### Aim of the exercise:
Determine the number of lines holding the word "胡锦涛强调"; answer with that number only.

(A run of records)

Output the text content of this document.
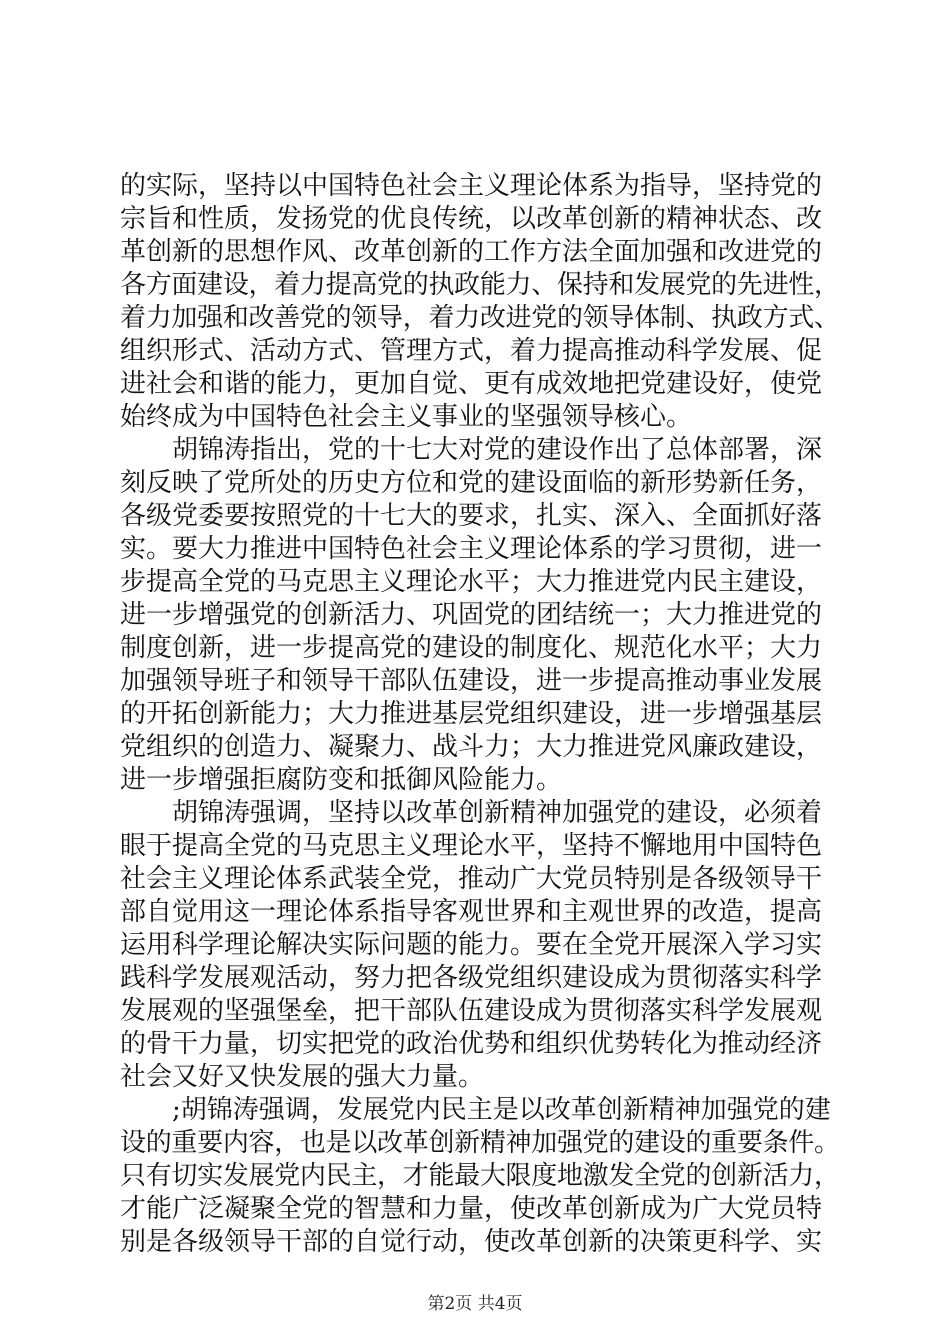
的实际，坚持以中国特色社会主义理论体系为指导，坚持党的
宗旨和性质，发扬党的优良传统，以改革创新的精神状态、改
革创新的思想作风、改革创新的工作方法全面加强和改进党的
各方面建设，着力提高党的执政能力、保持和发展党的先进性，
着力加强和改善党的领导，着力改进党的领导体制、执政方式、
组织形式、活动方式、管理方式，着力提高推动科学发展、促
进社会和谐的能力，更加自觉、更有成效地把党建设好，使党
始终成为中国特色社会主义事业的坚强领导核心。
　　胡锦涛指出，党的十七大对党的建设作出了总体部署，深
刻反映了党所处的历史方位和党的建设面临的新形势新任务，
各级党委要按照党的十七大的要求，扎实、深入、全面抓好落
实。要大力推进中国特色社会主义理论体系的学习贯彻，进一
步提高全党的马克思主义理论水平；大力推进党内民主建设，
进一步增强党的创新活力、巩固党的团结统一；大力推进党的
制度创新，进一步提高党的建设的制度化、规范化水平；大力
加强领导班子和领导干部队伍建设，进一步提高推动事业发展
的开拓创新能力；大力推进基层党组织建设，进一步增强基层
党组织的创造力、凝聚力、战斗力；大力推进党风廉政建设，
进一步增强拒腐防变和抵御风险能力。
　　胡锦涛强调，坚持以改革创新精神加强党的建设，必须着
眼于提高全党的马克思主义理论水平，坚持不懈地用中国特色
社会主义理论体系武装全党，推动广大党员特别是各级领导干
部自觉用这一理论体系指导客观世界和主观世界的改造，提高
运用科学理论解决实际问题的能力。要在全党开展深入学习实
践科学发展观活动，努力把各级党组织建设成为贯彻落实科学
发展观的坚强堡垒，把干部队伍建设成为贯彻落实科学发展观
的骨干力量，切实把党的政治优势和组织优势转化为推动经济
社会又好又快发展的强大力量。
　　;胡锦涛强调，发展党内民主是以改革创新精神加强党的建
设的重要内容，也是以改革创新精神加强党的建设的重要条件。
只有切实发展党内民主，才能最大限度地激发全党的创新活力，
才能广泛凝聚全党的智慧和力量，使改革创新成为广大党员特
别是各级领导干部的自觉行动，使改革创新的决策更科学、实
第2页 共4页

### Exercise response:
2